▶ **Material to process**:
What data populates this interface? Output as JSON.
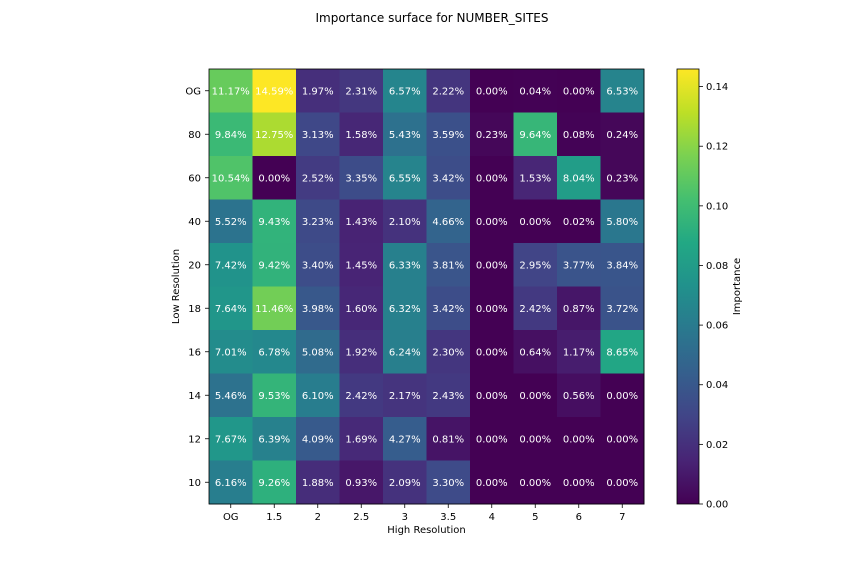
{
  "chart_data": {
    "type": "heatmap",
    "title": "Importance surface for NUMBER_SITES",
    "xlabel": "High Resolution",
    "ylabel": "Low Resolution",
    "x_categories": [
      "OG",
      "1.5",
      "2",
      "2.5",
      "3",
      "3.5",
      "4",
      "5",
      "6",
      "7"
    ],
    "y_categories": [
      "OG",
      "80",
      "60",
      "40",
      "20",
      "18",
      "16",
      "14",
      "12",
      "10"
    ],
    "values": [
      [
        0.1117,
        0.1459,
        0.0197,
        0.0231,
        0.0657,
        0.0222,
        0.0,
        0.0004,
        0.0,
        0.0653
      ],
      [
        0.0984,
        0.1275,
        0.0313,
        0.0158,
        0.0543,
        0.0359,
        0.0023,
        0.0964,
        0.0008,
        0.0024
      ],
      [
        0.1054,
        0.0,
        0.0252,
        0.0335,
        0.0655,
        0.0342,
        0.0,
        0.0153,
        0.0804,
        0.0023
      ],
      [
        0.0552,
        0.0943,
        0.0323,
        0.0143,
        0.021,
        0.0466,
        0.0,
        0.0,
        0.0002,
        0.058
      ],
      [
        0.0742,
        0.0942,
        0.034,
        0.0145,
        0.0633,
        0.0381,
        0.0,
        0.0295,
        0.0377,
        0.0384
      ],
      [
        0.0764,
        0.1146,
        0.0398,
        0.016,
        0.0632,
        0.0342,
        0.0,
        0.0242,
        0.0087,
        0.0372
      ],
      [
        0.0701,
        0.0678,
        0.0508,
        0.0192,
        0.0624,
        0.023,
        0.0,
        0.0064,
        0.0117,
        0.0865
      ],
      [
        0.0546,
        0.0953,
        0.061,
        0.0242,
        0.0217,
        0.0243,
        0.0,
        0.0,
        0.0056,
        0.0
      ],
      [
        0.0767,
        0.0639,
        0.0409,
        0.0169,
        0.0427,
        0.0081,
        0.0,
        0.0,
        0.0,
        0.0
      ],
      [
        0.0616,
        0.0926,
        0.0188,
        0.0093,
        0.0209,
        0.033,
        0.0,
        0.0,
        0.0,
        0.0
      ]
    ],
    "cell_labels": [
      [
        "11.17%",
        "14.59%",
        "1.97%",
        "2.31%",
        "6.57%",
        "2.22%",
        "0.00%",
        "0.04%",
        "0.00%",
        "6.53%"
      ],
      [
        "9.84%",
        "12.75%",
        "3.13%",
        "1.58%",
        "5.43%",
        "3.59%",
        "0.23%",
        "9.64%",
        "0.08%",
        "0.24%"
      ],
      [
        "10.54%",
        "0.00%",
        "2.52%",
        "3.35%",
        "6.55%",
        "3.42%",
        "0.00%",
        "1.53%",
        "8.04%",
        "0.23%"
      ],
      [
        "5.52%",
        "9.43%",
        "3.23%",
        "1.43%",
        "2.10%",
        "4.66%",
        "0.00%",
        "0.00%",
        "0.02%",
        "5.80%"
      ],
      [
        "7.42%",
        "9.42%",
        "3.40%",
        "1.45%",
        "6.33%",
        "3.81%",
        "0.00%",
        "2.95%",
        "3.77%",
        "3.84%"
      ],
      [
        "7.64%",
        "11.46%",
        "3.98%",
        "1.60%",
        "6.32%",
        "3.42%",
        "0.00%",
        "2.42%",
        "0.87%",
        "3.72%"
      ],
      [
        "7.01%",
        "6.78%",
        "5.08%",
        "1.92%",
        "6.24%",
        "2.30%",
        "0.00%",
        "0.64%",
        "1.17%",
        "8.65%"
      ],
      [
        "5.46%",
        "9.53%",
        "6.10%",
        "2.42%",
        "2.17%",
        "2.43%",
        "0.00%",
        "0.00%",
        "0.56%",
        "0.00%"
      ],
      [
        "7.67%",
        "6.39%",
        "4.09%",
        "1.69%",
        "4.27%",
        "0.81%",
        "0.00%",
        "0.00%",
        "0.00%",
        "0.00%"
      ],
      [
        "6.16%",
        "9.26%",
        "1.88%",
        "0.93%",
        "2.09%",
        "3.30%",
        "0.00%",
        "0.00%",
        "0.00%",
        "0.00%"
      ]
    ],
    "colorbar": {
      "label": "Importance",
      "range": [
        0.0,
        0.1459
      ],
      "ticks": [
        0.0,
        0.02,
        0.04,
        0.06,
        0.08,
        0.1,
        0.12,
        0.14
      ],
      "tick_labels": [
        "0.00",
        "0.02",
        "0.04",
        "0.06",
        "0.08",
        "0.10",
        "0.12",
        "0.14"
      ]
    },
    "colormap": "viridis",
    "grid": false
  }
}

▶ **What the exercise asks**: Print the full listing exactly, dropping the pictures.

▶ **Final result**:
What data populates this interface? Output as JSON.
{
  "chart_data": {
    "type": "heatmap",
    "title": "Importance surface for NUMBER_SITES",
    "xlabel": "High Resolution",
    "ylabel": "Low Resolution",
    "x_categories": [
      "OG",
      "1.5",
      "2",
      "2.5",
      "3",
      "3.5",
      "4",
      "5",
      "6",
      "7"
    ],
    "y_categories": [
      "OG",
      "80",
      "60",
      "40",
      "20",
      "18",
      "16",
      "14",
      "12",
      "10"
    ],
    "values": [
      [
        0.1117,
        0.1459,
        0.0197,
        0.0231,
        0.0657,
        0.0222,
        0.0,
        0.0004,
        0.0,
        0.0653
      ],
      [
        0.0984,
        0.1275,
        0.0313,
        0.0158,
        0.0543,
        0.0359,
        0.0023,
        0.0964,
        0.0008,
        0.0024
      ],
      [
        0.1054,
        0.0,
        0.0252,
        0.0335,
        0.0655,
        0.0342,
        0.0,
        0.0153,
        0.0804,
        0.0023
      ],
      [
        0.0552,
        0.0943,
        0.0323,
        0.0143,
        0.021,
        0.0466,
        0.0,
        0.0,
        0.0002,
        0.058
      ],
      [
        0.0742,
        0.0942,
        0.034,
        0.0145,
        0.0633,
        0.0381,
        0.0,
        0.0295,
        0.0377,
        0.0384
      ],
      [
        0.0764,
        0.1146,
        0.0398,
        0.016,
        0.0632,
        0.0342,
        0.0,
        0.0242,
        0.0087,
        0.0372
      ],
      [
        0.0701,
        0.0678,
        0.0508,
        0.0192,
        0.0624,
        0.023,
        0.0,
        0.0064,
        0.0117,
        0.0865
      ],
      [
        0.0546,
        0.0953,
        0.061,
        0.0242,
        0.0217,
        0.0243,
        0.0,
        0.0,
        0.0056,
        0.0
      ],
      [
        0.0767,
        0.0639,
        0.0409,
        0.0169,
        0.0427,
        0.0081,
        0.0,
        0.0,
        0.0,
        0.0
      ],
      [
        0.0616,
        0.0926,
        0.0188,
        0.0093,
        0.0209,
        0.033,
        0.0,
        0.0,
        0.0,
        0.0
      ]
    ],
    "cell_labels": [
      [
        "11.17%",
        "14.59%",
        "1.97%",
        "2.31%",
        "6.57%",
        "2.22%",
        "0.00%",
        "0.04%",
        "0.00%",
        "6.53%"
      ],
      [
        "9.84%",
        "12.75%",
        "3.13%",
        "1.58%",
        "5.43%",
        "3.59%",
        "0.23%",
        "9.64%",
        "0.08%",
        "0.24%"
      ],
      [
        "10.54%",
        "0.00%",
        "2.52%",
        "3.35%",
        "6.55%",
        "3.42%",
        "0.00%",
        "1.53%",
        "8.04%",
        "0.23%"
      ],
      [
        "5.52%",
        "9.43%",
        "3.23%",
        "1.43%",
        "2.10%",
        "4.66%",
        "0.00%",
        "0.00%",
        "0.02%",
        "5.80%"
      ],
      [
        "7.42%",
        "9.42%",
        "3.40%",
        "1.45%",
        "6.33%",
        "3.81%",
        "0.00%",
        "2.95%",
        "3.77%",
        "3.84%"
      ],
      [
        "7.64%",
        "11.46%",
        "3.98%",
        "1.60%",
        "6.32%",
        "3.42%",
        "0.00%",
        "2.42%",
        "0.87%",
        "3.72%"
      ],
      [
        "7.01%",
        "6.78%",
        "5.08%",
        "1.92%",
        "6.24%",
        "2.30%",
        "0.00%",
        "0.64%",
        "1.17%",
        "8.65%"
      ],
      [
        "5.46%",
        "9.53%",
        "6.10%",
        "2.42%",
        "2.17%",
        "2.43%",
        "0.00%",
        "0.00%",
        "0.56%",
        "0.00%"
      ],
      [
        "7.67%",
        "6.39%",
        "4.09%",
        "1.69%",
        "4.27%",
        "0.81%",
        "0.00%",
        "0.00%",
        "0.00%",
        "0.00%"
      ],
      [
        "6.16%",
        "9.26%",
        "1.88%",
        "0.93%",
        "2.09%",
        "3.30%",
        "0.00%",
        "0.00%",
        "0.00%",
        "0.00%"
      ]
    ],
    "colorbar": {
      "label": "Importance",
      "range": [
        0.0,
        0.1459
      ],
      "ticks": [
        0.0,
        0.02,
        0.04,
        0.06,
        0.08,
        0.1,
        0.12,
        0.14
      ],
      "tick_labels": [
        "0.00",
        "0.02",
        "0.04",
        "0.06",
        "0.08",
        "0.10",
        "0.12",
        "0.14"
      ]
    },
    "colormap": "viridis",
    "grid": false
  }
}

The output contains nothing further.